## Begin Text

In their first estimate of the US GDP for the third quarter of 2015, the Bureau of Economic Analysis (BEA) reported that the economy was growing at a +1.49% annualized rate, down -2.43% from the second quarter.

This report included significant changes in the details as well as the headline. By far the greatest quarter-over-quarter change was in inventories, which subtracted -1.44% from the headline after being essentially neutral during the prior quarter. As we have mentioned before, the BEA’s treatment of inventories can introduce noise and seriously distort the headline number over short terms — which the BEA admits by also publishing a secondary headline that excludes the impact of inventories. This BEA “bottom line” (their “Real Final Sales of Domestic Product”) reported a much more respectable +2.93% growth rate for the third quarter.

Consumer activity once again contributed the bulk of the headline number (providing +2.19% in total), although that contribution was less than during the prior quarter (down -0.24% in aggregate). Fixed commercial investments, governmental spending and exports also weakened materially, while imports subtracted less from the headline than during the prior quarter.

Meanwhile there was better news for household income. Real annualized per capita disposable income was reported to be $38,086 per annum, up $251 per year from the prior quarter. The household savings rate was reported to be 4.7% — up slightly from the prior quarter’s 4.6% rate.

For this revision the BEA assumed an annualized deflator of 1.22%. During the same quarter (July 2015 through September 2015) the inflation recorded by the Bureau of Labor Statistics (BLS) in their CPI-U index was negative (dis-inflationary), at -0.37%. Over estimating inflation results in pessimistic growth rates, and if the BEA’s “nominal” data was deflated using CPI-U inflation information the headline number would show a much better +3.10% growth rate.

## End Text

**Directions:**
- a) According to the GDP report text, what household savings rate did the BEA report for the third quarter of 2015?
- b) Reproduce a portion of the GDP report text word for word: begin at the words "Consumer activity once" and stop after "quarter’s 4.6% rate.".
- c) Go on writing the GDP report text, starting after its final sentence.

## Begin Source excerpt

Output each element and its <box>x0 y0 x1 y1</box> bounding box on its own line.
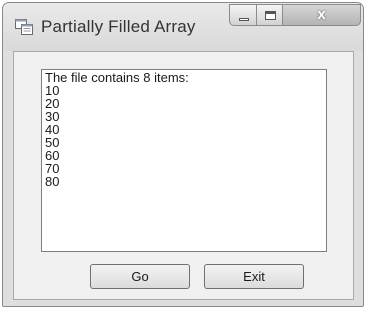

## End Source excerpt

**Results in order:**
- a) 4.7%, up slightly from 4.6% in the prior quarter.

- b)
Consumer activity once again contributed the bulk of the headline number (providing +2.19% in total), although that contribution was less than during the prior quarter (down -0.24% in aggregate). Fixed commercial investments, governmental spending and exports also weakened materially, while imports subtracted less from the headline than during the prior quarter.

Meanwhile there was better news for household income. Real annualized per capita disposable income was reported to be $38,086 per annum, up $251 per year from the prior quarter. The household savings rate was reported to be 4.7% — up slightly from the prior quarter’s 4.6% rate.

- c)
Among the notable items in the report :

  • The headline contribution from consumer expenditures for goods was +0.99% (down -0.21% from the prior quarter).
  • The contribution to the headline from consumer services also weakened slightly to +1.20% (down -0.03% from the second quarter). The combined consumer contribution to the headline number was +2.19%, down -0.24% from 2Q-2015.
  • The headline contribution from commercial private fixed investments essentially halved, dropping to +0.47% — down -0.36% from prior quarter. Spending on non-residential structures contracted while the growth rate for residential structures weakened.
  • As mentioned above, inventories contracted materially — subtracting -1.44% from the headline number. As mentioned below, we suggest that this number should be largely ignored.
  • Governmental spending added +0.30% to the headline (down -0.16% from the prior quarter). The remaining growth was almost entirely in state and local spending.
  • The contribution to the headline number from exports (+0.24%) was less than half of the number from the prior quarter (down -0.40% from the +0.64% for 2Q-2015).
  • Imports subtracted less from the headline number (-0.27%) than during the previous quarter (a change of +0.19%).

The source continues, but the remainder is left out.